▶ Given request: Report every line from the material that contains the word "scores".

:::::

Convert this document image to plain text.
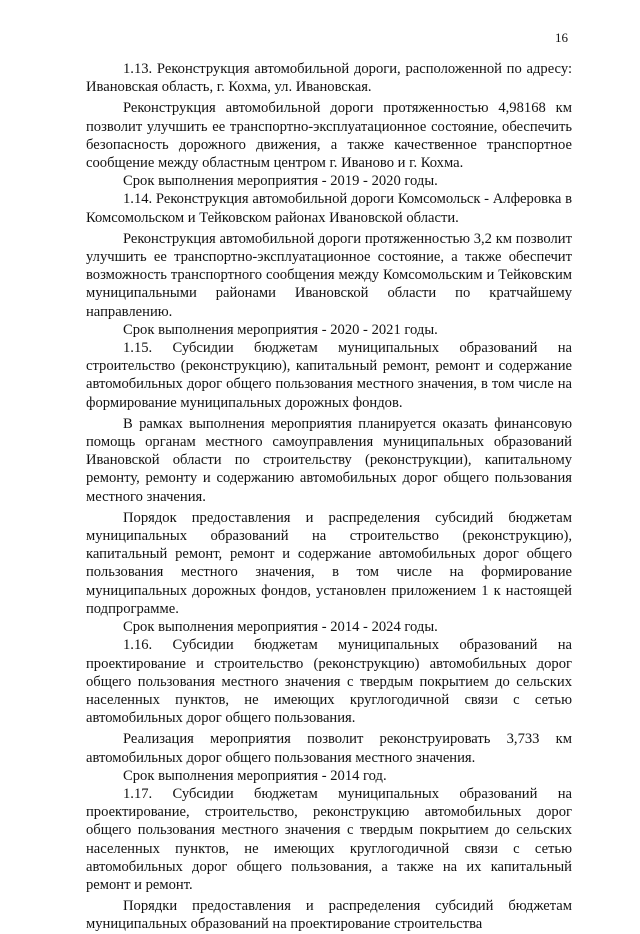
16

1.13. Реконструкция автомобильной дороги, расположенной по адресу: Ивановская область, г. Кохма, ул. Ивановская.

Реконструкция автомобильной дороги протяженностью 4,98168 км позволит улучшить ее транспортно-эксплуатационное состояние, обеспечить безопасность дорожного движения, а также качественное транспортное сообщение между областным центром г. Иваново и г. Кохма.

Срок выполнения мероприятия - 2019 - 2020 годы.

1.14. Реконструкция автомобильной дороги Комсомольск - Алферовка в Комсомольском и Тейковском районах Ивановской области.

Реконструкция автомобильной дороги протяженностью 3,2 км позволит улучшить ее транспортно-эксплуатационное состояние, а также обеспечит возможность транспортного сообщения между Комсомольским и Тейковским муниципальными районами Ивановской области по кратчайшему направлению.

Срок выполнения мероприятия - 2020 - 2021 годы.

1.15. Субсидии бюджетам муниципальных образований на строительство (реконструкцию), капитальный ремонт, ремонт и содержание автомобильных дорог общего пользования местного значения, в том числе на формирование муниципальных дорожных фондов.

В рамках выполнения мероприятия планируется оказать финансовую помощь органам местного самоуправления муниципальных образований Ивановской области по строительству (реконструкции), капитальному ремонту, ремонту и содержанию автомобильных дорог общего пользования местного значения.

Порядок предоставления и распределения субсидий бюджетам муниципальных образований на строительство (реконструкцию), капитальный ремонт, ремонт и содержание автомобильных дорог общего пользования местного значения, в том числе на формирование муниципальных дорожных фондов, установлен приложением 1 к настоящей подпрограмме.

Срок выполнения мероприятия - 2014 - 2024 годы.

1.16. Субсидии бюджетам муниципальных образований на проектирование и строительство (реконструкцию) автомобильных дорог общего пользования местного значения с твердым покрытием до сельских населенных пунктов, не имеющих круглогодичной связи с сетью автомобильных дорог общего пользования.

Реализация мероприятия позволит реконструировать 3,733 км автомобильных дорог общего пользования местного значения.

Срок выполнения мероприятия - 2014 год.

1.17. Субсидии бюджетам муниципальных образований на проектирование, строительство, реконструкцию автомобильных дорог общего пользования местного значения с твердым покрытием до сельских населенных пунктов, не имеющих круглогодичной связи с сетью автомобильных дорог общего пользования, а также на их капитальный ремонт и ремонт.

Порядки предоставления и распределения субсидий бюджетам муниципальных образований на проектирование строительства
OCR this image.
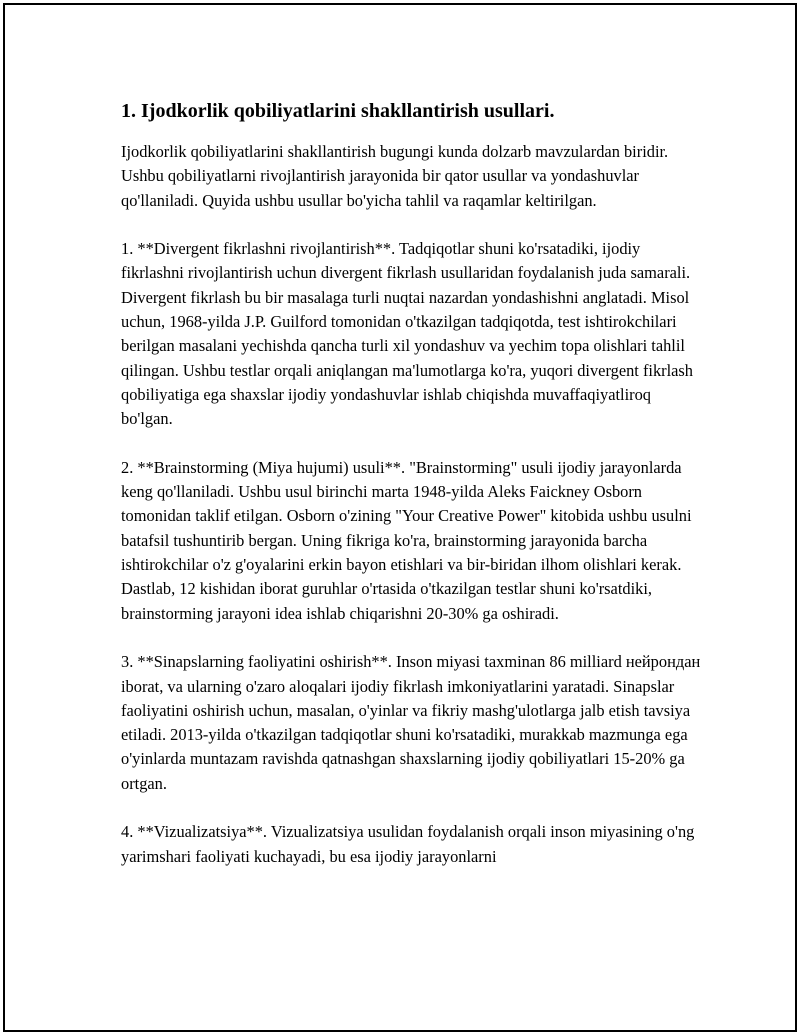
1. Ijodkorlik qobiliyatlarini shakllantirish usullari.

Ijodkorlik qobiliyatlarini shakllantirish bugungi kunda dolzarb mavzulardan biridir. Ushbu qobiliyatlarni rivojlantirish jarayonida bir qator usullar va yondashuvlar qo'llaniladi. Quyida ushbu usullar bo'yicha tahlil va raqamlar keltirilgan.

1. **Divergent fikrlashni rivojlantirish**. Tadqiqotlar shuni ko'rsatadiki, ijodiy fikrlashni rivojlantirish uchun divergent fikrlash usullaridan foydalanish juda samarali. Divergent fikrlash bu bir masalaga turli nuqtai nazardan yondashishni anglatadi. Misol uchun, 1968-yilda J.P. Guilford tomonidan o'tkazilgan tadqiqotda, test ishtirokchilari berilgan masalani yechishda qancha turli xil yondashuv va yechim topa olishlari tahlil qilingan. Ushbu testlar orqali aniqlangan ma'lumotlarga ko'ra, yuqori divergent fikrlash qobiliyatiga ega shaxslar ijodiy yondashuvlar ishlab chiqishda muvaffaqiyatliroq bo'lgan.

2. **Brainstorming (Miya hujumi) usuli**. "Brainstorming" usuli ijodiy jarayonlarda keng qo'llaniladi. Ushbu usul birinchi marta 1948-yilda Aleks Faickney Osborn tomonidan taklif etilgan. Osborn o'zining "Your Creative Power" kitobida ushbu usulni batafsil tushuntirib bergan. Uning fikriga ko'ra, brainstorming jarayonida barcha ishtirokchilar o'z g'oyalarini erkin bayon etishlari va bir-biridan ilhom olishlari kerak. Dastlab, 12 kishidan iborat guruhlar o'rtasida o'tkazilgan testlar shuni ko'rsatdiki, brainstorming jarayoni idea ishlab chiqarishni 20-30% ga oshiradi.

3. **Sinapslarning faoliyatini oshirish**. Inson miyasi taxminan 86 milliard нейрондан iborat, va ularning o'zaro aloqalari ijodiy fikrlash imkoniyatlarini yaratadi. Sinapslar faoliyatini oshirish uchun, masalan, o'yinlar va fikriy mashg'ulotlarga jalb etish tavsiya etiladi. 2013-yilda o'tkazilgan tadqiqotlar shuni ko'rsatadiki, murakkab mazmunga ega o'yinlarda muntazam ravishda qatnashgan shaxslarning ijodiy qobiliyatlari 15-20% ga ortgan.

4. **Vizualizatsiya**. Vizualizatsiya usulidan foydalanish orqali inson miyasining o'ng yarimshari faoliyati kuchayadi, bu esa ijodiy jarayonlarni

:::::

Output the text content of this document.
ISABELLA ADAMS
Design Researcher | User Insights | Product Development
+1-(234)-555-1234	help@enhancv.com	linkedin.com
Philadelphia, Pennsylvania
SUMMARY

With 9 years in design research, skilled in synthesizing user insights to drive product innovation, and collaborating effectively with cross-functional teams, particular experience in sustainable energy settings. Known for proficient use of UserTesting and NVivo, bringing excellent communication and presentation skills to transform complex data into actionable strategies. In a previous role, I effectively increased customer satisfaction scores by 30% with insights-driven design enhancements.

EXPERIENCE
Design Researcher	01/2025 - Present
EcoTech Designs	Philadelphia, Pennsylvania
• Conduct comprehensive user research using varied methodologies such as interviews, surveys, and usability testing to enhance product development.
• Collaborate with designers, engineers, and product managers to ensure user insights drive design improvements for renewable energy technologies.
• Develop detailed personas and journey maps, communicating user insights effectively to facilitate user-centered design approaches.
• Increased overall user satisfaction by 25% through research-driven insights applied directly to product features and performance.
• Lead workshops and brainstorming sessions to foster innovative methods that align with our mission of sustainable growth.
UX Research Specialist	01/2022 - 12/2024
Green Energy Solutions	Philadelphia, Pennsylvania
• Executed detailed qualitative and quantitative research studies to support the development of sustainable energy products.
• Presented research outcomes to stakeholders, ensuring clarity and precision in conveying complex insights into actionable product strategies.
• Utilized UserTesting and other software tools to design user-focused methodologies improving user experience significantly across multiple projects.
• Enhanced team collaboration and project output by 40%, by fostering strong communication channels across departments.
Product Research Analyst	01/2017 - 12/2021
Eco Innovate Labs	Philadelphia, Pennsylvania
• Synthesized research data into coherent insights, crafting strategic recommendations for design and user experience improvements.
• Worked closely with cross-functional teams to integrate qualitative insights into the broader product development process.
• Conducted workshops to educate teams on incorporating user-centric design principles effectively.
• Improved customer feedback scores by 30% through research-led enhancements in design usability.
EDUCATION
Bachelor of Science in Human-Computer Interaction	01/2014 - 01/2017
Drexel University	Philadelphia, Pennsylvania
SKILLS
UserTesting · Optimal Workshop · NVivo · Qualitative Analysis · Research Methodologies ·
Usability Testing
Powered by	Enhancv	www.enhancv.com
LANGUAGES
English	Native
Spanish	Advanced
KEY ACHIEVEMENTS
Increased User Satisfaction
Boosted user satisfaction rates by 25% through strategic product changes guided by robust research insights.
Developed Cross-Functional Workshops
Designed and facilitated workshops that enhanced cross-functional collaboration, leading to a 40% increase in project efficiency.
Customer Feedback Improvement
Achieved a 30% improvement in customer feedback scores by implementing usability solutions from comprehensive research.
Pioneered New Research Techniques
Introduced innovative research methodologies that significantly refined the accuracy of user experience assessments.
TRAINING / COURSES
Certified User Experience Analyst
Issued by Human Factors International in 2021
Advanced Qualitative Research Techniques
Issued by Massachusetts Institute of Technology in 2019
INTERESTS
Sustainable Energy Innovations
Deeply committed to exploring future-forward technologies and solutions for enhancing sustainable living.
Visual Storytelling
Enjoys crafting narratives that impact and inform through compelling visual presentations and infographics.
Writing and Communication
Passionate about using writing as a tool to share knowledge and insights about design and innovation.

:::::

▶ Answer to this task:
With 9 years in design research, skilled in synthesizing user insights to drive product innovation, and collaborating effectively with cross-functional teams, particular experience in sustainable energy settings. Known for proficient use of UserTesting and NVivo, bringing excellent communication and presentation skills to transform complex data into actionable strategies. In a previous role, I effectively increased customer satisfaction scores by 30% with insights-driven design enhancements.
• Improved customer feedback scores by 30% through research-led enhancements in design usability.
Achieved a 30% improvement in customer feedback scores by implementing usability solutions from comprehensive research.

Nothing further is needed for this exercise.